§ Brief
Return each line of the records below unchanged, in the same order.

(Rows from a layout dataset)
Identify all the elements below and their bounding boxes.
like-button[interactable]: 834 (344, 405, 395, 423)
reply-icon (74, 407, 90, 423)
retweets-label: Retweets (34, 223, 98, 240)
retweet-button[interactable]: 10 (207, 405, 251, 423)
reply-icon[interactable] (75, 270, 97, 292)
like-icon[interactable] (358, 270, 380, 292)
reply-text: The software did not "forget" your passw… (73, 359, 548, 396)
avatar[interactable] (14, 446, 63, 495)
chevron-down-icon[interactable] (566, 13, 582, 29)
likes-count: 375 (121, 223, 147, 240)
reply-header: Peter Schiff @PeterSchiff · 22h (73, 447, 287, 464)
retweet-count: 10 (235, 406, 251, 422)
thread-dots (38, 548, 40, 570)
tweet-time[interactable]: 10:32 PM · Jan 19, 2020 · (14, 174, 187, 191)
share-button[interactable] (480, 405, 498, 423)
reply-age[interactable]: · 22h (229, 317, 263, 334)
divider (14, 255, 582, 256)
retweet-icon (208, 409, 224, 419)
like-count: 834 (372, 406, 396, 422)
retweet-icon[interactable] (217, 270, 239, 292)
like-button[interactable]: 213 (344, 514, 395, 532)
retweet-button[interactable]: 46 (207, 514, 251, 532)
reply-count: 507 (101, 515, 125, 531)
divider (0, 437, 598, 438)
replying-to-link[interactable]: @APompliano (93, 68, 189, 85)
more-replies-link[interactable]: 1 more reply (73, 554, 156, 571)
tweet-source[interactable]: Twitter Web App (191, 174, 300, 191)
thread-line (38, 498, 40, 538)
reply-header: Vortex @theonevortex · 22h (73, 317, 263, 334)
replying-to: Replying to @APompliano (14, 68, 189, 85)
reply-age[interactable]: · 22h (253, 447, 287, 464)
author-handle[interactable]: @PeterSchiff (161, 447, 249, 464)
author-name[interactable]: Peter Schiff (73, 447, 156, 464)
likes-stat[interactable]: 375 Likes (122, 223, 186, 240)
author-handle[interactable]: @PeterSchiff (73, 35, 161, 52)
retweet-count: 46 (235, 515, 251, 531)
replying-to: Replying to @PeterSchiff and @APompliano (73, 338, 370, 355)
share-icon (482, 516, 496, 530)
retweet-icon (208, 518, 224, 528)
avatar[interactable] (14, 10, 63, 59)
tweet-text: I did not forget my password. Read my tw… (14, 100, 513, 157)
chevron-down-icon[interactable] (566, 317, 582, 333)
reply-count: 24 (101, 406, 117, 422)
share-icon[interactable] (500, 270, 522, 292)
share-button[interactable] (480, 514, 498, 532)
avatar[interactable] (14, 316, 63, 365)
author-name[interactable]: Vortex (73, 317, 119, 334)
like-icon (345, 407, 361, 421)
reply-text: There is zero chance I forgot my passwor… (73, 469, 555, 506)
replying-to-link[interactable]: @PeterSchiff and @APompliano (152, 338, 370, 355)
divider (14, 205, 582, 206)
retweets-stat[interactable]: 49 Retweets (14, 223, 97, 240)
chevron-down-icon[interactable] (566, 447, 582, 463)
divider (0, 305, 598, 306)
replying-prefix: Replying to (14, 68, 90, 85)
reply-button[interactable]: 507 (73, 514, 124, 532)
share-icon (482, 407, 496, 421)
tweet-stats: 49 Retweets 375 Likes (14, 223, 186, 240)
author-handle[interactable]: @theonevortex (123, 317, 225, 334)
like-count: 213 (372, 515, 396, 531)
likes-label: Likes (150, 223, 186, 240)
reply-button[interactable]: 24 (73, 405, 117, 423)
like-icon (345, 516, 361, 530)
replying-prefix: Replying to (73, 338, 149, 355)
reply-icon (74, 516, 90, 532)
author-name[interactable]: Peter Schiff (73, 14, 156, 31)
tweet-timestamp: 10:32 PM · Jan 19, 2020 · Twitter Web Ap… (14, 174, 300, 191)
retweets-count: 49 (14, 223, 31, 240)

§ Answer to this task
Identify all the elements below and their bounding boxes.
like-button[interactable]: 834 (344, 405, 395, 423)
reply-icon (74, 407, 90, 423)
retweets-label: Retweets (34, 223, 98, 240)
retweet-button[interactable]: 10 (207, 405, 251, 423)
reply-icon[interactable] (75, 270, 97, 292)
like-icon[interactable] (358, 270, 380, 292)
reply-text: The software did not "forget" your passw… (73, 359, 548, 396)
avatar[interactable] (14, 446, 63, 495)
chevron-down-icon[interactable] (566, 13, 582, 29)
likes-count: 375 (121, 223, 147, 240)
reply-header: Peter Schiff @PeterSchiff · 22h (73, 447, 287, 464)
retweet-count: 10 (235, 406, 251, 422)
thread-dots (38, 548, 40, 570)
tweet-time[interactable]: 10:32 PM · Jan 19, 2020 · (14, 174, 187, 191)
share-button[interactable] (480, 405, 498, 423)
reply-age[interactable]: · 22h (229, 317, 263, 334)
divider (14, 255, 582, 256)
retweet-icon (208, 409, 224, 419)
like-count: 834 (372, 406, 396, 422)
retweet-icon[interactable] (217, 270, 239, 292)
like-button[interactable]: 213 (344, 514, 395, 532)
retweet-button[interactable]: 46 (207, 514, 251, 532)
reply-count: 507 (101, 515, 125, 531)
divider (0, 437, 598, 438)
replying-to-link[interactable]: @APompliano (93, 68, 189, 85)
more-replies-link[interactable]: 1 more reply (73, 554, 156, 571)
tweet-source[interactable]: Twitter Web App (191, 174, 300, 191)
thread-line (38, 498, 40, 538)
reply-header: Vortex @theonevortex · 22h (73, 317, 263, 334)
replying-to: Replying to @APompliano (14, 68, 189, 85)
reply-age[interactable]: · 22h (253, 447, 287, 464)
author-handle[interactable]: @PeterSchiff (161, 447, 249, 464)
author-name[interactable]: Peter Schiff (73, 447, 156, 464)
likes-stat[interactable]: 375 Likes (122, 223, 186, 240)
author-handle[interactable]: @PeterSchiff (73, 35, 161, 52)
retweet-count: 46 (235, 515, 251, 531)
replying-to: Replying to @PeterSchiff and @APompliano (73, 338, 370, 355)
share-icon (482, 516, 496, 530)
retweet-icon (208, 518, 224, 528)
avatar[interactable] (14, 10, 63, 59)
tweet-text: I did not forget my password. Read my tw… (14, 100, 513, 157)
chevron-down-icon[interactable] (566, 317, 582, 333)
reply-count: 24 (101, 406, 117, 422)
share-icon[interactable] (500, 270, 522, 292)
share-button[interactable] (480, 514, 498, 532)
avatar[interactable] (14, 316, 63, 365)
author-name[interactable]: Vortex (73, 317, 119, 334)
like-icon (345, 407, 361, 421)
reply-text: There is zero chance I forgot my passwor… (73, 469, 555, 506)
replying-to-link[interactable]: @PeterSchiff and @APompliano (152, 338, 370, 355)
divider (14, 205, 582, 206)
retweets-stat[interactable]: 49 Retweets (14, 223, 97, 240)
chevron-down-icon[interactable] (566, 447, 582, 463)
divider (0, 305, 598, 306)
replying-prefix: Replying to (14, 68, 90, 85)
reply-button[interactable]: 507 (73, 514, 124, 532)
share-icon (482, 407, 496, 421)
tweet-stats: 49 Retweets 375 Likes (14, 223, 186, 240)
author-handle[interactable]: @theonevortex (123, 317, 225, 334)
like-count: 213 (372, 515, 396, 531)
likes-label: Likes (150, 223, 186, 240)
reply-button[interactable]: 24 (73, 405, 117, 423)
like-icon (345, 516, 361, 530)
replying-prefix: Replying to (73, 338, 149, 355)
reply-icon (74, 516, 90, 532)
author-name[interactable]: Peter Schiff (73, 14, 156, 31)
tweet-timestamp: 10:32 PM · Jan 19, 2020 · Twitter Web Ap… (14, 174, 300, 191)
retweets-count: 49 (14, 223, 31, 240)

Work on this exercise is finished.